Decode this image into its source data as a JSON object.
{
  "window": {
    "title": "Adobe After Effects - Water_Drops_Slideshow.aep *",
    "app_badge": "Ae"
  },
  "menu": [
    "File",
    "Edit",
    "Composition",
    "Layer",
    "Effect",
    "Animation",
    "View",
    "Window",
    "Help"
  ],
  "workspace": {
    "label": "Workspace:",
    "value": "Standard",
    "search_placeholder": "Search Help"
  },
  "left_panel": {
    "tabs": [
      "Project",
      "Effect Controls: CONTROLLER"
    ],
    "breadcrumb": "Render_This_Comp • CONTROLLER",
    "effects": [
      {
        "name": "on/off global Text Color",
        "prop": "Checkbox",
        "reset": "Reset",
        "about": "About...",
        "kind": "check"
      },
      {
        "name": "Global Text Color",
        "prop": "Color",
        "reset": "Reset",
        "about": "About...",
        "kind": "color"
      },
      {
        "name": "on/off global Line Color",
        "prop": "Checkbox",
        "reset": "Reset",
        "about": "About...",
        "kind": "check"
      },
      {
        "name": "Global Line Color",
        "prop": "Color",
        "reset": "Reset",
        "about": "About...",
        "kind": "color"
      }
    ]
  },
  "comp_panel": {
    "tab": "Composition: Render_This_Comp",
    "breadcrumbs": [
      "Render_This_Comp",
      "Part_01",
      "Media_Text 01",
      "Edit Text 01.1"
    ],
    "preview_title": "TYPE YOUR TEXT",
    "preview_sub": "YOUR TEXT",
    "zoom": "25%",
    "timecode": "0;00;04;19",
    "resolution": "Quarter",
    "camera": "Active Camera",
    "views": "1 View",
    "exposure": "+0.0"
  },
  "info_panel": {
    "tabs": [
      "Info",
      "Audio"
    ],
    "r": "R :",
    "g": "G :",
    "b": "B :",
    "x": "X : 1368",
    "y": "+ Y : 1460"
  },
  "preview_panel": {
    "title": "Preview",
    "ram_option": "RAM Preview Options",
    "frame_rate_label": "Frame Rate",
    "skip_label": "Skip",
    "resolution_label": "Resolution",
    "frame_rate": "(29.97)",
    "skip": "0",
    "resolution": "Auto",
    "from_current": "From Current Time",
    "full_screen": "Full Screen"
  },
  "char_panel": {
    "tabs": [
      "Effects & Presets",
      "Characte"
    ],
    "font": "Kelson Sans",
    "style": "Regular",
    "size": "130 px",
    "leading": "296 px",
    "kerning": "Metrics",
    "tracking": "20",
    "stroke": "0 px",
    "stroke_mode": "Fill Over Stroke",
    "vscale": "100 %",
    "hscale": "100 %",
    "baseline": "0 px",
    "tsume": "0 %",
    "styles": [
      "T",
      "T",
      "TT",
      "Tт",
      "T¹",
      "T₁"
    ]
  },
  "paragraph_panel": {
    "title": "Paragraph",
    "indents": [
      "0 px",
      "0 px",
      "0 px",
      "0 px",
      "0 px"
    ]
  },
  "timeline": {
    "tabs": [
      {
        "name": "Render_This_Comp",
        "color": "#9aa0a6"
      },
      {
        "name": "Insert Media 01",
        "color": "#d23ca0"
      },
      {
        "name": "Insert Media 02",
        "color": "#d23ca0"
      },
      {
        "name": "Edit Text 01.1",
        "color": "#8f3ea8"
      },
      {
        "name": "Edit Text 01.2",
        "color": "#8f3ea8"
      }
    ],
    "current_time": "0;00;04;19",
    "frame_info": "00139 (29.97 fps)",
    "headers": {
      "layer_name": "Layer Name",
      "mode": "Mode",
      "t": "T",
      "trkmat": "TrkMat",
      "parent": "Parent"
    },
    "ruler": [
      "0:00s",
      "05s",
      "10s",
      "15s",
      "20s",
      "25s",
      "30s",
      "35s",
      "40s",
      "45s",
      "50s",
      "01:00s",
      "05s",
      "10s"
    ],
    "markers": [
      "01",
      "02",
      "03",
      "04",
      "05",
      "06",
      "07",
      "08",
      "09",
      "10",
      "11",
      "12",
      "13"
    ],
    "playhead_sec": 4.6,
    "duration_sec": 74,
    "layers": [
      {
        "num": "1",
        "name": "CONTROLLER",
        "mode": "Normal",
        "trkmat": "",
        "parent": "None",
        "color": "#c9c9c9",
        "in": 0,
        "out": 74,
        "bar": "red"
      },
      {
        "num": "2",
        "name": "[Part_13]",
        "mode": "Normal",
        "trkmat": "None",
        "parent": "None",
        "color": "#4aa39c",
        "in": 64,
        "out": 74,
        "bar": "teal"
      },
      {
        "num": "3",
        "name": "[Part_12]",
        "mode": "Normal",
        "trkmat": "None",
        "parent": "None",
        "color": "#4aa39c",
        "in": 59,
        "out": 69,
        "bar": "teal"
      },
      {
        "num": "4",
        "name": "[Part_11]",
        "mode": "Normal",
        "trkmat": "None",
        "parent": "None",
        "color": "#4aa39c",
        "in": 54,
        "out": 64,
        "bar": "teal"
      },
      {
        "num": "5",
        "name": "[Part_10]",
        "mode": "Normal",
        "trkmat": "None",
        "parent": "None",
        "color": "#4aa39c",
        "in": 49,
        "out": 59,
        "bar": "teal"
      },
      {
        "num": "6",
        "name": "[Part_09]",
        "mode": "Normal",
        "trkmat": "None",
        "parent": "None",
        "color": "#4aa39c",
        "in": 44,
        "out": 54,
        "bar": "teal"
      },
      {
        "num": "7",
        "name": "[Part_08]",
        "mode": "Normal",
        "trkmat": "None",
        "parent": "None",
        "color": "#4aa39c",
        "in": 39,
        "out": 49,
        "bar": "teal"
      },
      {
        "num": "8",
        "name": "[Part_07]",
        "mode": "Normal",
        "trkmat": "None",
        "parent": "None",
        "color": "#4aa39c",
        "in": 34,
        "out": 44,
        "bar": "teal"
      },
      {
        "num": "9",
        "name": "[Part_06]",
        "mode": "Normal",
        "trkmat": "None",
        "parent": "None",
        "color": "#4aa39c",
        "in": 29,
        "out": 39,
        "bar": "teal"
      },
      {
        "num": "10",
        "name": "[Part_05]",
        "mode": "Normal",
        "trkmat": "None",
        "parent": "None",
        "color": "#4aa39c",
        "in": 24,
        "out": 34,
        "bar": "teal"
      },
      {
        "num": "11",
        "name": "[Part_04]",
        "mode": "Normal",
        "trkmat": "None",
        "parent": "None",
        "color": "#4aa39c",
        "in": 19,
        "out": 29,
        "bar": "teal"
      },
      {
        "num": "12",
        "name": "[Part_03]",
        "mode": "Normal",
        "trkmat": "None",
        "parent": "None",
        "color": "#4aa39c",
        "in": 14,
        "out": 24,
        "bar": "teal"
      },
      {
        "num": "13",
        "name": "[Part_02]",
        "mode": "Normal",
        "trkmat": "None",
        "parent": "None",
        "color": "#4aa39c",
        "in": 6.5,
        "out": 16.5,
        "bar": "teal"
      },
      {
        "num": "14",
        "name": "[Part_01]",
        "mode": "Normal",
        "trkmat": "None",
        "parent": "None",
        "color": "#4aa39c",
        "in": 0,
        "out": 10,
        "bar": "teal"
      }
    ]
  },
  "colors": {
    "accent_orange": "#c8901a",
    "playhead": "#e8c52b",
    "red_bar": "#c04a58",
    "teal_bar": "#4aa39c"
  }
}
======
= Work to complete =
What do the records say? Quote them all exactly.

= Output =
Decode this image into its source data as a JSON object.
{
  "window": {
    "title": "Adobe After Effects - Water_Drops_Slideshow.aep *",
    "app_badge": "Ae"
  },
  "menu": [
    "File",
    "Edit",
    "Composition",
    "Layer",
    "Effect",
    "Animation",
    "View",
    "Window",
    "Help"
  ],
  "workspace": {
    "label": "Workspace:",
    "value": "Standard",
    "search_placeholder": "Search Help"
  },
  "left_panel": {
    "tabs": [
      "Project",
      "Effect Controls: CONTROLLER"
    ],
    "breadcrumb": "Render_This_Comp • CONTROLLER",
    "effects": [
      {
        "name": "on/off global Text Color",
        "prop": "Checkbox",
        "reset": "Reset",
        "about": "About...",
        "kind": "check"
      },
      {
        "name": "Global Text Color",
        "prop": "Color",
        "reset": "Reset",
        "about": "About...",
        "kind": "color"
      },
      {
        "name": "on/off global Line Color",
        "prop": "Checkbox",
        "reset": "Reset",
        "about": "About...",
        "kind": "check"
      },
      {
        "name": "Global Line Color",
        "prop": "Color",
        "reset": "Reset",
        "about": "About...",
        "kind": "color"
      }
    ]
  },
  "comp_panel": {
    "tab": "Composition: Render_This_Comp",
    "breadcrumbs": [
      "Render_This_Comp",
      "Part_01",
      "Media_Text 01",
      "Edit Text 01.1"
    ],
    "preview_title": "TYPE YOUR TEXT",
    "preview_sub": "YOUR TEXT",
    "zoom": "25%",
    "timecode": "0;00;04;19",
    "resolution": "Quarter",
    "camera": "Active Camera",
    "views": "1 View",
    "exposure": "+0.0"
  },
  "info_panel": {
    "tabs": [
      "Info",
      "Audio"
    ],
    "r": "R :",
    "g": "G :",
    "b": "B :",
    "x": "X : 1368",
    "y": "+ Y : 1460"
  },
  "preview_panel": {
    "title": "Preview",
    "ram_option": "RAM Preview Options",
    "frame_rate_label": "Frame Rate",
    "skip_label": "Skip",
    "resolution_label": "Resolution",
    "frame_rate": "(29.97)",
    "skip": "0",
    "resolution": "Auto",
    "from_current": "From Current Time",
    "full_screen": "Full Screen"
  },
  "char_panel": {
    "tabs": [
      "Effects & Presets",
      "Characte"
    ],
    "font": "Kelson Sans",
    "style": "Regular",
    "size": "130 px",
    "leading": "296 px",
    "kerning": "Metrics",
    "tracking": "20",
    "stroke": "0 px",
    "stroke_mode": "Fill Over Stroke",
    "vscale": "100 %",
    "hscale": "100 %",
    "baseline": "0 px",
    "tsume": "0 %",
    "styles": [
      "T",
      "T",
      "TT",
      "Tт",
      "T¹",
      "T₁"
    ]
  },
  "paragraph_panel": {
    "title": "Paragraph",
    "indents": [
      "0 px",
      "0 px",
      "0 px",
      "0 px",
      "0 px"
    ]
  },
  "timeline": {
    "tabs": [
      {
        "name": "Render_This_Comp",
        "color": "#9aa0a6"
      },
      {
        "name": "Insert Media 01",
        "color": "#d23ca0"
      },
      {
        "name": "Insert Media 02",
        "color": "#d23ca0"
      },
      {
        "name": "Edit Text 01.1",
        "color": "#8f3ea8"
      },
      {
        "name": "Edit Text 01.2",
        "color": "#8f3ea8"
      }
    ],
    "current_time": "0;00;04;19",
    "frame_info": "00139 (29.97 fps)",
    "headers": {
      "layer_name": "Layer Name",
      "mode": "Mode",
      "t": "T",
      "trkmat": "TrkMat",
      "parent": "Parent"
    },
    "ruler": [
      "0:00s",
      "05s",
      "10s",
      "15s",
      "20s",
      "25s",
      "30s",
      "35s",
      "40s",
      "45s",
      "50s",
      "01:00s",
      "05s",
      "10s"
    ],
    "markers": [
      "01",
      "02",
      "03",
      "04",
      "05",
      "06",
      "07",
      "08",
      "09",
      "10",
      "11",
      "12",
      "13"
    ],
    "playhead_sec": 4.6,
    "duration_sec": 74,
    "layers": [
      {
        "num": "1",
        "name": "CONTROLLER",
        "mode": "Normal",
        "trkmat": "",
        "parent": "None",
        "color": "#c9c9c9",
        "in": 0,
        "out": 74,
        "bar": "red"
      },
      {
        "num": "2",
        "name": "[Part_13]",
        "mode": "Normal",
        "trkmat": "None",
        "parent": "None",
        "color": "#4aa39c",
        "in": 64,
        "out": 74,
        "bar": "teal"
      },
      {
        "num": "3",
        "name": "[Part_12]",
        "mode": "Normal",
        "trkmat": "None",
        "parent": "None",
        "color": "#4aa39c",
        "in": 59,
        "out": 69,
        "bar": "teal"
      },
      {
        "num": "4",
        "name": "[Part_11]",
        "mode": "Normal",
        "trkmat": "None",
        "parent": "None",
        "color": "#4aa39c",
        "in": 54,
        "out": 64,
        "bar": "teal"
      },
      {
        "num": "5",
        "name": "[Part_10]",
        "mode": "Normal",
        "trkmat": "None",
        "parent": "None",
        "color": "#4aa39c",
        "in": 49,
        "out": 59,
        "bar": "teal"
      },
      {
        "num": "6",
        "name": "[Part_09]",
        "mode": "Normal",
        "trkmat": "None",
        "parent": "None",
        "color": "#4aa39c",
        "in": 44,
        "out": 54,
        "bar": "teal"
      },
      {
        "num": "7",
        "name": "[Part_08]",
        "mode": "Normal",
        "trkmat": "None",
        "parent": "None",
        "color": "#4aa39c",
        "in": 39,
        "out": 49,
        "bar": "teal"
      },
      {
        "num": "8",
        "name": "[Part_07]",
        "mode": "Normal",
        "trkmat": "None",
        "parent": "None",
        "color": "#4aa39c",
        "in": 34,
        "out": 44,
        "bar": "teal"
      },
      {
        "num": "9",
        "name": "[Part_06]",
        "mode": "Normal",
        "trkmat": "None",
        "parent": "None",
        "color": "#4aa39c",
        "in": 29,
        "out": 39,
        "bar": "teal"
      },
      {
        "num": "10",
        "name": "[Part_05]",
        "mode": "Normal",
        "trkmat": "None",
        "parent": "None",
        "color": "#4aa39c",
        "in": 24,
        "out": 34,
        "bar": "teal"
      },
      {
        "num": "11",
        "name": "[Part_04]",
        "mode": "Normal",
        "trkmat": "None",
        "parent": "None",
        "color": "#4aa39c",
        "in": 19,
        "out": 29,
        "bar": "teal"
      },
      {
        "num": "12",
        "name": "[Part_03]",
        "mode": "Normal",
        "trkmat": "None",
        "parent": "None",
        "color": "#4aa39c",
        "in": 14,
        "out": 24,
        "bar": "teal"
      },
      {
        "num": "13",
        "name": "[Part_02]",
        "mode": "Normal",
        "trkmat": "None",
        "parent": "None",
        "color": "#4aa39c",
        "in": 6.5,
        "out": 16.5,
        "bar": "teal"
      },
      {
        "num": "14",
        "name": "[Part_01]",
        "mode": "Normal",
        "trkmat": "None",
        "parent": "None",
        "color": "#4aa39c",
        "in": 0,
        "out": 10,
        "bar": "teal"
      }
    ]
  },
  "colors": {
    "accent_orange": "#c8901a",
    "playhead": "#e8c52b",
    "red_bar": "#c04a58",
    "teal_bar": "#4aa39c"
  }
}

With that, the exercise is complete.